Chiang’s story explores the emotional effects of knowing the future and deciding not to try to change it. For all I know, this may be another innovation in the realm of speculative fiction. Most time-travelers seek to alter the past or the future, but Louise is aware of the paradoxes of time travel. If you know the future, you can freely decide to alter it by choosing differently at crucial junctures. Marry somebody else, and you’ll change what happens afterward, so you didn’t really know the future. But Louise comes to believe that free will is a part of linear, causal thinking, the sort that the Heptapods have given up.

The existence of free will meant that we couldn’t know the future. And we knew free will still existed because we had direct experience of it. Volition was an intrinsic part of consciousness.

Or was it? What if the experience of knowing the future changed a person? What if it evoked a sense of urgency, a sense of obligation to act precisely as she knew she would?

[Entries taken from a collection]
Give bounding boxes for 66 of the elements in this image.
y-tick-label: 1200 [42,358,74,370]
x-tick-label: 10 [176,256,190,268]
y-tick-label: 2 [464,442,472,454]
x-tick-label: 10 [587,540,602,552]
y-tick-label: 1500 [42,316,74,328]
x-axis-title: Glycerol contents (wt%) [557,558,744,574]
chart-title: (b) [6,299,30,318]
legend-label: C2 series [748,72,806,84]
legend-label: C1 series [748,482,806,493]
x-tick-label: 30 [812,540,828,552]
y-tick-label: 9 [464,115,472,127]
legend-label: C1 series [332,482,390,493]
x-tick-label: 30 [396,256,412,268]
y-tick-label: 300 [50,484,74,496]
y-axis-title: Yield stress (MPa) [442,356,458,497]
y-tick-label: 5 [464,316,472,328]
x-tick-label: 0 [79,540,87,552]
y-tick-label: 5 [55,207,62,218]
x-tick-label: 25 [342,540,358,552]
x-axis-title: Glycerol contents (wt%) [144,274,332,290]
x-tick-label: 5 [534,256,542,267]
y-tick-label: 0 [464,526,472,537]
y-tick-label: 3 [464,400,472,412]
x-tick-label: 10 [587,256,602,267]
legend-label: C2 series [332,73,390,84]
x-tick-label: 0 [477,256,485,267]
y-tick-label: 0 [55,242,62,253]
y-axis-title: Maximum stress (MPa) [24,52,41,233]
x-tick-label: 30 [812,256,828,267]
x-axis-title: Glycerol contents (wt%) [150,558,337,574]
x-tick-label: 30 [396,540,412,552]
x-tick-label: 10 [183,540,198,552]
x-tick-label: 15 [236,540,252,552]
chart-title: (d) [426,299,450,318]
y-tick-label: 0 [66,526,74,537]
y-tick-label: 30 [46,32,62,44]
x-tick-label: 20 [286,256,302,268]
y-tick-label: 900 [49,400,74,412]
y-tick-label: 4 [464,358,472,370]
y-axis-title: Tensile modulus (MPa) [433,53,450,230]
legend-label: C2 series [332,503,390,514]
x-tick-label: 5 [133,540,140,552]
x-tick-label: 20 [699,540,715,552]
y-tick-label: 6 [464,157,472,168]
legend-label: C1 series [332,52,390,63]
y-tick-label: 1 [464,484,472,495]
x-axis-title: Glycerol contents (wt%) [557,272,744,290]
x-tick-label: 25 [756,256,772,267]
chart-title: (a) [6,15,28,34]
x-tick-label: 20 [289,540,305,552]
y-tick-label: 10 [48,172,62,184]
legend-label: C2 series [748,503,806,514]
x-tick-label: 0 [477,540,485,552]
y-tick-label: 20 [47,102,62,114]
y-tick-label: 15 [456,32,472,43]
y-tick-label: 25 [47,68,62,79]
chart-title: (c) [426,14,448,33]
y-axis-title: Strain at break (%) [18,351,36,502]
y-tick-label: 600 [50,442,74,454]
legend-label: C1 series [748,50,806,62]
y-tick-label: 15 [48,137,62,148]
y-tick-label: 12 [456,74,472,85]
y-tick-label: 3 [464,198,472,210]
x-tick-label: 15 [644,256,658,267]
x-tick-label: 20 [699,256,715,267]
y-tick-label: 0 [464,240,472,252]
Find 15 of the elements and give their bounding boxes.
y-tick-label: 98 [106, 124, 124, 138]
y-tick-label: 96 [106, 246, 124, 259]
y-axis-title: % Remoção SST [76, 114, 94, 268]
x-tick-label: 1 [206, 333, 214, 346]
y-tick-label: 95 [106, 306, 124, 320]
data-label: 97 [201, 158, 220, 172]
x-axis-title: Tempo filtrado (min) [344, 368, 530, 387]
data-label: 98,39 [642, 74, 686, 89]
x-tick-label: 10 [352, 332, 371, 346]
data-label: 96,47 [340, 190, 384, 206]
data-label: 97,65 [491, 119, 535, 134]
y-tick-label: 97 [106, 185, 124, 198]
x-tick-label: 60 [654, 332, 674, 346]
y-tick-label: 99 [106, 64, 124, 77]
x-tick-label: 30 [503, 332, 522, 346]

* _WHAT THE TASK ASKS_: From the passage on Chiang's story, set down the stretch from "The existence of" through "knew she would?" word for word.

* _SOLUTION_:
The existence of free will meant that we couldn’t know the future. And we knew free will still existed because we had direct experience of it. Volition was an intrinsic part of consciousness.

Or was it? What if the experience of knowing the future changed a person? What if it evoked a sense of urgency, a sense of obligation to act precisely as she knew she would?